The British government under Prime Minister Boris Johnson yesterday secured a prorogation of Parliament from the Queen. Barring an intervention from the courts, Parliament will stand prorogued no earlier than Monday 9th September and no later than Thursday 12th September 2019 to Monday 14th October 2019. The Cabinet Manual defines prorogation as the conclusion of the parliamentary session and a recess causing an effective suspension of the parliamentary process. Prorogation is related to a further concept that should be distinguished in this context: adjournment. Adjournment refers to the right of each House of Parliament to interrupt and continue at a later time its current session, for instance at the end of each day and for periods of time determined by resolution. This typically occurs during ‘conference season’ as MPs adjourn Parliament in order to give members time to attend their respective party conferences. The crucial difference is that Parliament remains in control of the process, not the government.
As I laid out in an earlier contribution to this blog, prorogation effectively eliminates Parliament as a constitutional actor for the relevant time period. Given the events of yesterday, I will have to revisit my characterisation of the constitutional convention on prorogation. I still believe that achieving a no deal Brexit by silencing and marginalising Parliament is fundamentally at odds with British parliamentary democracy, especially principles of democracy and representative and responsible government. Prorogation deprives Parliament of any ability to fulfil its deliberative and legislative function, and crucially to hold the government to account for its exercise of prerogative powers. However, in this post I will not attempt to restate that argument or develop it further. Instead, I want to draw attention to a constitutional threat lurking in the background of the prorogation.

A run of records
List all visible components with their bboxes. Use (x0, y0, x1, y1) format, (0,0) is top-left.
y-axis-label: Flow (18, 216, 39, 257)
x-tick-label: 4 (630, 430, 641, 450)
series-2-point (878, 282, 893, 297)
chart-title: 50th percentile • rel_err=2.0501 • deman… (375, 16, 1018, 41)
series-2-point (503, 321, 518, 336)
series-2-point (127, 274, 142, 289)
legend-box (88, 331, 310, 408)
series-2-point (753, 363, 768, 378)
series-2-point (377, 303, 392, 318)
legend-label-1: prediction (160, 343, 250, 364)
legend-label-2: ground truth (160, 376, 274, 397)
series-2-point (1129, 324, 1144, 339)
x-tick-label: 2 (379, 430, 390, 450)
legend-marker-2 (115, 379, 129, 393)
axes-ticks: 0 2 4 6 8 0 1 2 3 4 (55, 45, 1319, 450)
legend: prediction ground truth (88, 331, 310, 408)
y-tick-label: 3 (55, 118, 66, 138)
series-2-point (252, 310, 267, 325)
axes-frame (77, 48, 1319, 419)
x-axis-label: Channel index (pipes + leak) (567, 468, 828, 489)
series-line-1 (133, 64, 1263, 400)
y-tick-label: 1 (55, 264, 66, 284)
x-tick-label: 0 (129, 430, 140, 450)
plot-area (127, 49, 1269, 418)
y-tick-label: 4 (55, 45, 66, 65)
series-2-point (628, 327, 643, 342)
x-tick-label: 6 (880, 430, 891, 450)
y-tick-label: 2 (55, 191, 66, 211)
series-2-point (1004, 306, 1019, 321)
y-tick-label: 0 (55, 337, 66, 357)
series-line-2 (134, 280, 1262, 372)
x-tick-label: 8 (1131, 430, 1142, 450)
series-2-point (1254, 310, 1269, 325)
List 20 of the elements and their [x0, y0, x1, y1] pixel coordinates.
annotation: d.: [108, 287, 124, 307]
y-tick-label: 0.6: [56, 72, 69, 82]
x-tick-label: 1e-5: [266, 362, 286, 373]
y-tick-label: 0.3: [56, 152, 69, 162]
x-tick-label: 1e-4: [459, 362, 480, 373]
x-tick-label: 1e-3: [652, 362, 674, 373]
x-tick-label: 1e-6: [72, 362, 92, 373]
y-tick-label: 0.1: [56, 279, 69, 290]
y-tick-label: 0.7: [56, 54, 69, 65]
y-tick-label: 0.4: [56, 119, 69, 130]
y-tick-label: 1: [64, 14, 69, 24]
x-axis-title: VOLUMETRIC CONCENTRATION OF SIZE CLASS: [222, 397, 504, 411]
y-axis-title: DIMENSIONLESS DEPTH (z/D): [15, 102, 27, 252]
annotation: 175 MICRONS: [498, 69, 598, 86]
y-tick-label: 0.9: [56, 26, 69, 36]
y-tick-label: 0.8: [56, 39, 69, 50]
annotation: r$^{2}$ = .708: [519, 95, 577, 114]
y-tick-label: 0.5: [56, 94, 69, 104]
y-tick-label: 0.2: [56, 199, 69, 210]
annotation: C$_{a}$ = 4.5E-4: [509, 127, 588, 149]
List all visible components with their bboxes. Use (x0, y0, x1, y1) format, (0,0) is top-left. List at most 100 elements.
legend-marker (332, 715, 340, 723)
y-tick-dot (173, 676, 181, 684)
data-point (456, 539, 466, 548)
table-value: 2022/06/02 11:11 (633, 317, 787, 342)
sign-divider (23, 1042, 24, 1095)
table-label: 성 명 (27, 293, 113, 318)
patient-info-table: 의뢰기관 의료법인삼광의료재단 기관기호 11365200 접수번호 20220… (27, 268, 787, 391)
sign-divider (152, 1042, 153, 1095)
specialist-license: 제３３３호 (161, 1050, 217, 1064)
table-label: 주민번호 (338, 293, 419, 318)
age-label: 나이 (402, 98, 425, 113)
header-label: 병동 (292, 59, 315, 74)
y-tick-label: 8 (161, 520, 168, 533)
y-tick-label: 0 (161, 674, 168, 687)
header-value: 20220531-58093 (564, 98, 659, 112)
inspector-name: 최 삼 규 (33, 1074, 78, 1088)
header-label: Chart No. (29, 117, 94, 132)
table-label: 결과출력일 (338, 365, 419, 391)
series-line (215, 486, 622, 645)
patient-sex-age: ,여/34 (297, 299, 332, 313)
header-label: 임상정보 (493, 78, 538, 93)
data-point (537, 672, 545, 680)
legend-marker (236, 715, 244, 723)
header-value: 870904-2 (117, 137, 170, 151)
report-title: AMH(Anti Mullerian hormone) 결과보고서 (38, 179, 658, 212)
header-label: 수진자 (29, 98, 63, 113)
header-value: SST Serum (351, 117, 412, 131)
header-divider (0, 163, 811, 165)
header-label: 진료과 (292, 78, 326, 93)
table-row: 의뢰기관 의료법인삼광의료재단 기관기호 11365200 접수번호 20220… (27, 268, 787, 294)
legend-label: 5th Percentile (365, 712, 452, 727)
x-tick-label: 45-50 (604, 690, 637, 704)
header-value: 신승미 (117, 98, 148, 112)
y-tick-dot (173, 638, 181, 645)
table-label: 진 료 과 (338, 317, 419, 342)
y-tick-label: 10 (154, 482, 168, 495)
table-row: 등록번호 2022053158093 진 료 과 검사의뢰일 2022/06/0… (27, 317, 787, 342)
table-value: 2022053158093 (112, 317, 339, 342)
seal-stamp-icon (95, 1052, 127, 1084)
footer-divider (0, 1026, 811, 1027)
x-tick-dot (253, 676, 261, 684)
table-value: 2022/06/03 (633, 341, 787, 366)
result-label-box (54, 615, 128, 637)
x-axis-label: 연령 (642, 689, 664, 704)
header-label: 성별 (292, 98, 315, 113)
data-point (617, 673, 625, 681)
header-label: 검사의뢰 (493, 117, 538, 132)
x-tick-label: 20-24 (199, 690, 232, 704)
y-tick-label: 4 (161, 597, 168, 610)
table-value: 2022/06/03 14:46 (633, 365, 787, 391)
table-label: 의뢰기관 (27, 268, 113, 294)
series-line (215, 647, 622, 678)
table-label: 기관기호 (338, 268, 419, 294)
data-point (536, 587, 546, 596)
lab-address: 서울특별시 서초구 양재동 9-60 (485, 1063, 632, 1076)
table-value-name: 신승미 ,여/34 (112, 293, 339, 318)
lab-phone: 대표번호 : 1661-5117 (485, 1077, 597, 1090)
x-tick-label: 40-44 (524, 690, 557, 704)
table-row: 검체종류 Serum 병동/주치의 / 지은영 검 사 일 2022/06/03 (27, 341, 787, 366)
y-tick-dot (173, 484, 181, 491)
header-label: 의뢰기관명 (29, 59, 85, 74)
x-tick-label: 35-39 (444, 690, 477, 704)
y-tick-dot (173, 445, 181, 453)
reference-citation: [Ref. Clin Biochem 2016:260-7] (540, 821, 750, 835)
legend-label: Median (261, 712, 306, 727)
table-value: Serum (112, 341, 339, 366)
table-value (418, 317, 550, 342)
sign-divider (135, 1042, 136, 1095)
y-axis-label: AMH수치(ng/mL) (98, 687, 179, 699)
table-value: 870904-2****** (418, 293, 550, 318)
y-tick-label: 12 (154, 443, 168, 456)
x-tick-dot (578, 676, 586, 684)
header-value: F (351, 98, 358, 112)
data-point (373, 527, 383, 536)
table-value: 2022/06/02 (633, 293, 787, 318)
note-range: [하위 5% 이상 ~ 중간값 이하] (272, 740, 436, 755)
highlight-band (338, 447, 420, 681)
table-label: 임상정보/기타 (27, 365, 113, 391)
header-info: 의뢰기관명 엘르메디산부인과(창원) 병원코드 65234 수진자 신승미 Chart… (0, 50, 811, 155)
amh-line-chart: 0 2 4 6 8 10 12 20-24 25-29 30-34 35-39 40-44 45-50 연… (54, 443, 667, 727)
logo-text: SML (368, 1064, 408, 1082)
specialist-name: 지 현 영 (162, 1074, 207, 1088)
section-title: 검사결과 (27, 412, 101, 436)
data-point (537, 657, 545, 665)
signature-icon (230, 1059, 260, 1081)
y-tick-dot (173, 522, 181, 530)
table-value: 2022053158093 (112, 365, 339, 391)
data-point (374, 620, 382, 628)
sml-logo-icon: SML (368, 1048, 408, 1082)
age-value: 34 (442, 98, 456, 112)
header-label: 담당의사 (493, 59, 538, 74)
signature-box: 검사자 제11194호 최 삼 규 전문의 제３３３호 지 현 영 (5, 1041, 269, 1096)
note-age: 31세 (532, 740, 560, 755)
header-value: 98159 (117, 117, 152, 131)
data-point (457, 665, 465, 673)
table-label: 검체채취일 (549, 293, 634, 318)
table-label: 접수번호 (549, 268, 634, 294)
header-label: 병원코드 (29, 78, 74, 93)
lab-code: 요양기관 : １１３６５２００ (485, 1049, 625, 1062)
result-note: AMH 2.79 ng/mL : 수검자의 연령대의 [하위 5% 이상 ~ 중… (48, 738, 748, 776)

> [Stated problem 1]: Could you write out everything in the passage on the 2019 prorogation of Parliament from "As I laid out" down to "of the prorogation."?
> [Stated problem 2]: Can you pick up the piece on the 2019 prorogation of Parliament and carry it on from its last sentence?

> [Task output 1]:
As I laid out in an earlier contribution to this blog, prorogation effectively eliminates Parliament as a constitutional actor for the relevant time period. Given the events of yesterday, I will have to revisit my characterisation of the constitutional convention on prorogation. I still believe that achieving a no deal Brexit by silencing and marginalising Parliament is fundamentally at odds with British parliamentary democracy, especially principles of democracy and representative and responsible government. Prorogation deprives Parliament of any ability to fulfil its deliberative and legislative function, and crucially to hold the government to account for its exercise of prerogative powers. However, in this post I will not attempt to restate that argument or develop it further. Instead, I want to draw attention to a constitutional threat lurking in the background of the prorogation.

> [Task output 2]:
Progogation act 1867
Much attention yesterday focused on the timing of the prorogation. The government evidently sought to avoid the impression that the sole, or indeed primary goal of the prorogation was to cut short the time for parliamentary debate of Brexit. For many commentators the weeks from now until 12 September and from 14 October to 31 October (the day the United Kingdom exits the European Union) were crucial. It tipped the balance of the prorogation from blindingly unconstitutional to constitutionally dubious, but permissible. Regardless of whether one finds this line of reasoning convincing, there is a threat that this prorogation can be extended indefinitely that has been largely overlooked: the Prorogation Act 1867.
Section 1 of the Act specifies that the recess period may be extended for at least a further fourteen days after the date of the proclamation by the Monarch on the advice of the Privy Council. This provision effectively permits the government to extend the prorogation of Parliament in the same manner that it secured the original prorogation. Historically, this last occurred in 1950, when Parliament was prorogued to a later day while in recess by George VI. Section 2 appears to limit this power by stating that ‘This Act shall not apply to the case of the prorogation of Parliament at the close of a session.’ A session is a parliamentary year and normally commences in spring, lasting for about 12 months and ending with a prorogation. Typically, there are five sessions in each Parliament.
Is the prorogation secured by the government under PM Johnson ‘at the close of a session’ and hence of the type covered by section 2 of the Prorogation Act? In purely technical terms the answer is yes, but that is because any prorogation by definition closes a session and is therefore ‘at the close of a session’. This is regardless of how long it has lasted and whether it facilitates a general election. It appears this interpretation captures too much as all prorogations would be covered and section 1 would therefore have no sphere of application. A purely technical interpretation then does not clarify matters as it cannot account for the extension that occurred in 1950. Therefore, we require alternative interpretations of section 2 of the Prorogation Act and I suggest there are at least two, with different legal implications.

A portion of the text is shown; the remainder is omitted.